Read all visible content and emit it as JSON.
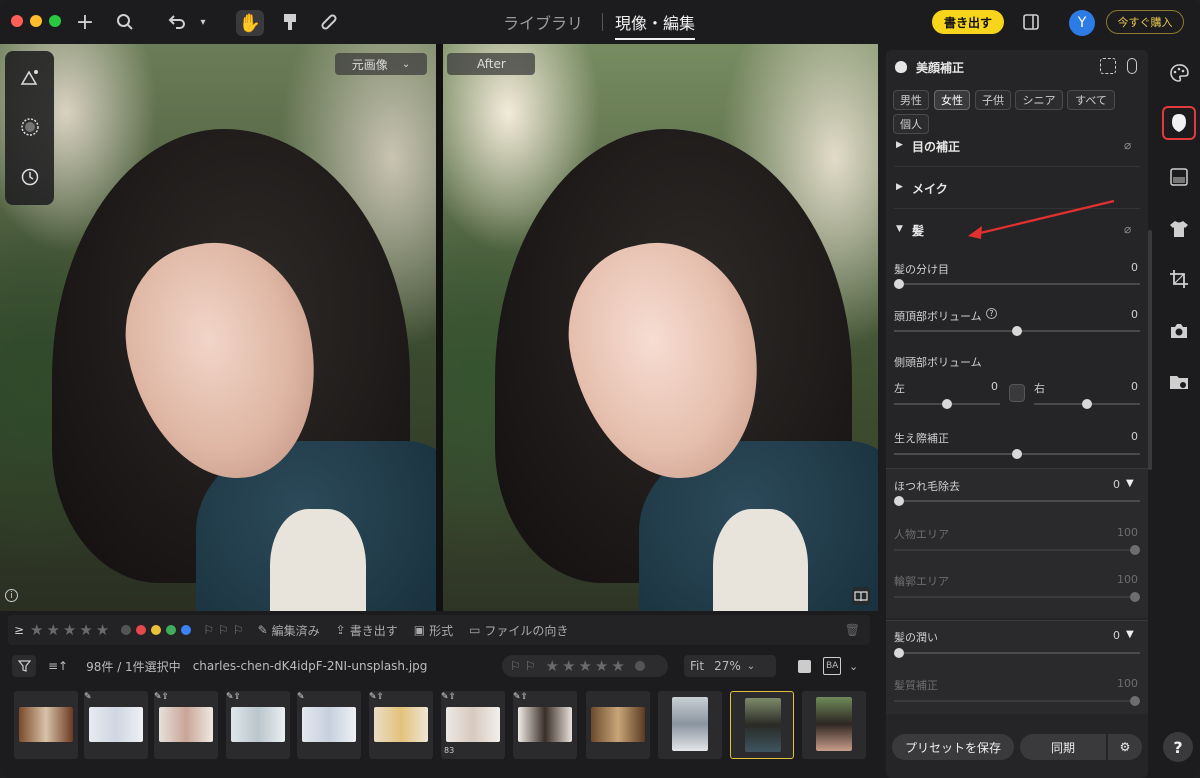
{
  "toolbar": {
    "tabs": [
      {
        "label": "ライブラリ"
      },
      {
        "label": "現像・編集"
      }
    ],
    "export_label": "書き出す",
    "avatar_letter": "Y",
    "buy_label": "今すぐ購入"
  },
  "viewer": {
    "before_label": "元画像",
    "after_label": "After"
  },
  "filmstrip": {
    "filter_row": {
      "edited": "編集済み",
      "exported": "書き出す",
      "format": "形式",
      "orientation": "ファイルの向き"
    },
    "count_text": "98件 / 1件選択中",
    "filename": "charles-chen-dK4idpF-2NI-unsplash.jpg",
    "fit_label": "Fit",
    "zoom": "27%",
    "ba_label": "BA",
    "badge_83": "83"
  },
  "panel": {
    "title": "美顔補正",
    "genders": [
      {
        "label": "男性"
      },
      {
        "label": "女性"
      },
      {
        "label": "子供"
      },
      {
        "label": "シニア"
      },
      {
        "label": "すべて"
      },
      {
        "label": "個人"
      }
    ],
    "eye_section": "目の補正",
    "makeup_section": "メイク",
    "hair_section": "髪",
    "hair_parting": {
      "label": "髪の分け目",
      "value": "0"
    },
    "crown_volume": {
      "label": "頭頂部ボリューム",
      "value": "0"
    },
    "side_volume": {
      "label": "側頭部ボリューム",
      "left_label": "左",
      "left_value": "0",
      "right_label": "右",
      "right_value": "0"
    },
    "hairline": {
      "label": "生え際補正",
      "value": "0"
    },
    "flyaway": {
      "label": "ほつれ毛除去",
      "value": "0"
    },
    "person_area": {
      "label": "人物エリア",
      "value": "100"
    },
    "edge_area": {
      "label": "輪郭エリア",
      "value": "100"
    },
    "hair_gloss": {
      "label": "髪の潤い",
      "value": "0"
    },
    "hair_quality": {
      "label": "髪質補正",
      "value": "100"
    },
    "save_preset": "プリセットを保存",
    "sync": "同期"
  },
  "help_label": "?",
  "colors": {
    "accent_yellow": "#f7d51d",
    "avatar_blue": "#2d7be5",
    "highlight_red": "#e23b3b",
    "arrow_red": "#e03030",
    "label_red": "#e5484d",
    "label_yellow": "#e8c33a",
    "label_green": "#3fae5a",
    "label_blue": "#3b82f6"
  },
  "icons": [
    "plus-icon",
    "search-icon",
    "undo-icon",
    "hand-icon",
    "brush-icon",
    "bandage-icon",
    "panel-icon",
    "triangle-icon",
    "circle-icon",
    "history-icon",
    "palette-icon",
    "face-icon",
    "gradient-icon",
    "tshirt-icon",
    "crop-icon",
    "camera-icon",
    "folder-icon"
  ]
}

• • • • • • •

• **Task description**: Using the data above, write out every line exactly, leaving the images behind.

• **Result for this task**:
Read all visible content and emit it as JSON.
{
  "toolbar": {
    "tabs": [
      {
        "label": "ライブラリ"
      },
      {
        "label": "現像・編集"
      }
    ],
    "export_label": "書き出す",
    "avatar_letter": "Y",
    "buy_label": "今すぐ購入"
  },
  "viewer": {
    "before_label": "元画像",
    "after_label": "After"
  },
  "filmstrip": {
    "filter_row": {
      "edited": "編集済み",
      "exported": "書き出す",
      "format": "形式",
      "orientation": "ファイルの向き"
    },
    "count_text": "98件 / 1件選択中",
    "filename": "charles-chen-dK4idpF-2NI-unsplash.jpg",
    "fit_label": "Fit",
    "zoom": "27%",
    "ba_label": "BA",
    "badge_83": "83"
  },
  "panel": {
    "title": "美顔補正",
    "genders": [
      {
        "label": "男性"
      },
      {
        "label": "女性"
      },
      {
        "label": "子供"
      },
      {
        "label": "シニア"
      },
      {
        "label": "すべて"
      },
      {
        "label": "個人"
      }
    ],
    "eye_section": "目の補正",
    "makeup_section": "メイク",
    "hair_section": "髪",
    "hair_parting": {
      "label": "髪の分け目",
      "value": "0"
    },
    "crown_volume": {
      "label": "頭頂部ボリューム",
      "value": "0"
    },
    "side_volume": {
      "label": "側頭部ボリューム",
      "left_label": "左",
      "left_value": "0",
      "right_label": "右",
      "right_value": "0"
    },
    "hairline": {
      "label": "生え際補正",
      "value": "0"
    },
    "flyaway": {
      "label": "ほつれ毛除去",
      "value": "0"
    },
    "person_area": {
      "label": "人物エリア",
      "value": "100"
    },
    "edge_area": {
      "label": "輪郭エリア",
      "value": "100"
    },
    "hair_gloss": {
      "label": "髪の潤い",
      "value": "0"
    },
    "hair_quality": {
      "label": "髪質補正",
      "value": "100"
    },
    "save_preset": "プリセットを保存",
    "sync": "同期"
  },
  "help_label": "?",
  "colors": {
    "accent_yellow": "#f7d51d",
    "avatar_blue": "#2d7be5",
    "highlight_red": "#e23b3b",
    "arrow_red": "#e03030",
    "label_red": "#e5484d",
    "label_yellow": "#e8c33a",
    "label_green": "#3fae5a",
    "label_blue": "#3b82f6"
  },
  "icons": [
    "plus-icon",
    "search-icon",
    "undo-icon",
    "hand-icon",
    "brush-icon",
    "bandage-icon",
    "panel-icon",
    "triangle-icon",
    "circle-icon",
    "history-icon",
    "palette-icon",
    "face-icon",
    "gradient-icon",
    "tshirt-icon",
    "crop-icon",
    "camera-icon",
    "folder-icon"
  ]
}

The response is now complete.